Source records
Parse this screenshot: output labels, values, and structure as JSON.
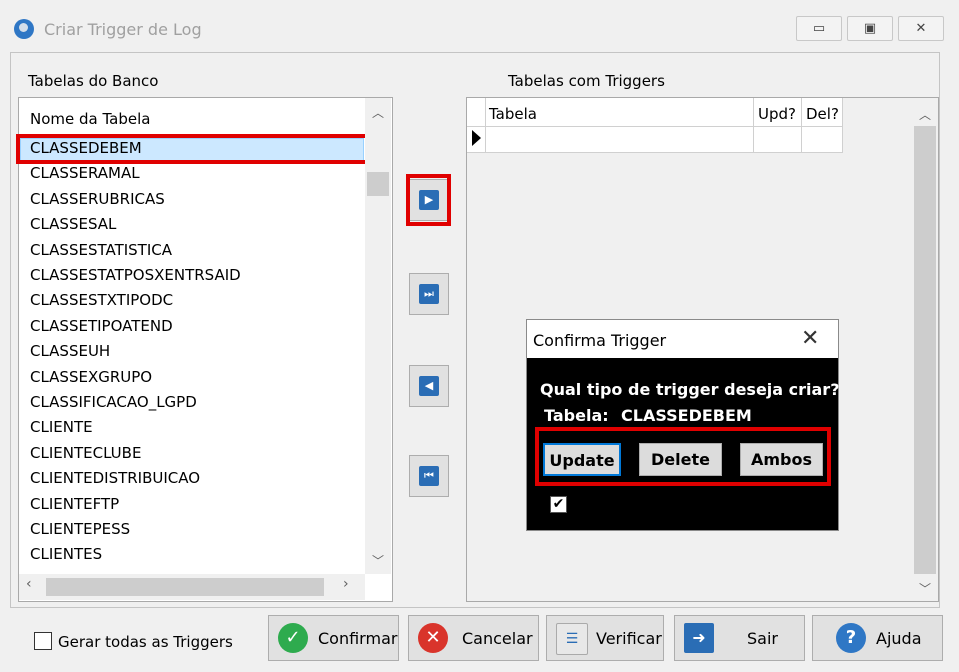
{
  "window": {
    "title": "Criar Trigger de Log",
    "controls": {
      "minimize": "▭",
      "maximize": "▣",
      "close": "✕"
    }
  },
  "left_panel": {
    "label": "Tabelas do Banco",
    "column_header": "Nome da Tabela",
    "rows": [
      "CLASSEDEBEM",
      "CLASSERAMAL",
      "CLASSERUBRICAS",
      "CLASSESAL",
      "CLASSESTATISTICA",
      "CLASSESTATPOSXENTRSAID",
      "CLASSESTXTIPODC",
      "CLASSETIPOATEND",
      "CLASSEUH",
      "CLASSEXGRUPO",
      "CLASSIFICACAO_LGPD",
      "CLIENTE",
      "CLIENTECLUBE",
      "CLIENTEDISTRIBUICAO",
      "CLIENTEFTP",
      "CLIENTEPESS",
      "CLIENTES"
    ],
    "selected_row": "CLASSEDEBEM"
  },
  "right_panel": {
    "label": "Tabelas com Triggers",
    "columns": [
      "Tabela",
      "Upd?",
      "Del?"
    ]
  },
  "move_buttons": {
    "add_one": "▶",
    "add_all": "⏭",
    "remove_one": "◀",
    "remove_all": "⏮"
  },
  "dialog": {
    "title": "Confirma Trigger",
    "question": "Qual tipo de trigger deseja criar?",
    "table_label": "Tabela:",
    "table_value": "CLASSEDEBEM",
    "buttons": {
      "update": "Update",
      "delete": "Delete",
      "ambos": "Ambos"
    },
    "checkbox_checked": true,
    "check_mark": "✔"
  },
  "footer": {
    "gerar_todas_label": "Gerar todas as Triggers",
    "buttons": {
      "confirmar": "Confirmar",
      "cancelar": "Cancelar",
      "verificar": "Verificar",
      "sair": "Sair",
      "ajuda": "Ajuda"
    }
  },
  "colors": {
    "highlight_red": "#e00000",
    "selection": "#cce8ff",
    "icon_blue": "#2a6db5",
    "confirm_green": "#2eab4e",
    "cancel_red": "#d9342b",
    "help_blue": "#2f77c5"
  }
}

## Instructions for the task
All records must be output exactly as they are, except for the pictures, which are left out.

## Result for this task
Parse this screenshot: output labels, values, and structure as JSON.
{
  "window": {
    "title": "Criar Trigger de Log",
    "controls": {
      "minimize": "▭",
      "maximize": "▣",
      "close": "✕"
    }
  },
  "left_panel": {
    "label": "Tabelas do Banco",
    "column_header": "Nome da Tabela",
    "rows": [
      "CLASSEDEBEM",
      "CLASSERAMAL",
      "CLASSERUBRICAS",
      "CLASSESAL",
      "CLASSESTATISTICA",
      "CLASSESTATPOSXENTRSAID",
      "CLASSESTXTIPODC",
      "CLASSETIPOATEND",
      "CLASSEUH",
      "CLASSEXGRUPO",
      "CLASSIFICACAO_LGPD",
      "CLIENTE",
      "CLIENTECLUBE",
      "CLIENTEDISTRIBUICAO",
      "CLIENTEFTP",
      "CLIENTEPESS",
      "CLIENTES"
    ],
    "selected_row": "CLASSEDEBEM"
  },
  "right_panel": {
    "label": "Tabelas com Triggers",
    "columns": [
      "Tabela",
      "Upd?",
      "Del?"
    ]
  },
  "move_buttons": {
    "add_one": "▶",
    "add_all": "⏭",
    "remove_one": "◀",
    "remove_all": "⏮"
  },
  "dialog": {
    "title": "Confirma Trigger",
    "question": "Qual tipo de trigger deseja criar?",
    "table_label": "Tabela:",
    "table_value": "CLASSEDEBEM",
    "buttons": {
      "update": "Update",
      "delete": "Delete",
      "ambos": "Ambos"
    },
    "checkbox_checked": true,
    "check_mark": "✔"
  },
  "footer": {
    "gerar_todas_label": "Gerar todas as Triggers",
    "buttons": {
      "confirmar": "Confirmar",
      "cancelar": "Cancelar",
      "verificar": "Verificar",
      "sair": "Sair",
      "ajuda": "Ajuda"
    }
  },
  "colors": {
    "highlight_red": "#e00000",
    "selection": "#cce8ff",
    "icon_blue": "#2a6db5",
    "confirm_green": "#2eab4e",
    "cancel_red": "#d9342b",
    "help_blue": "#2f77c5"
  }
}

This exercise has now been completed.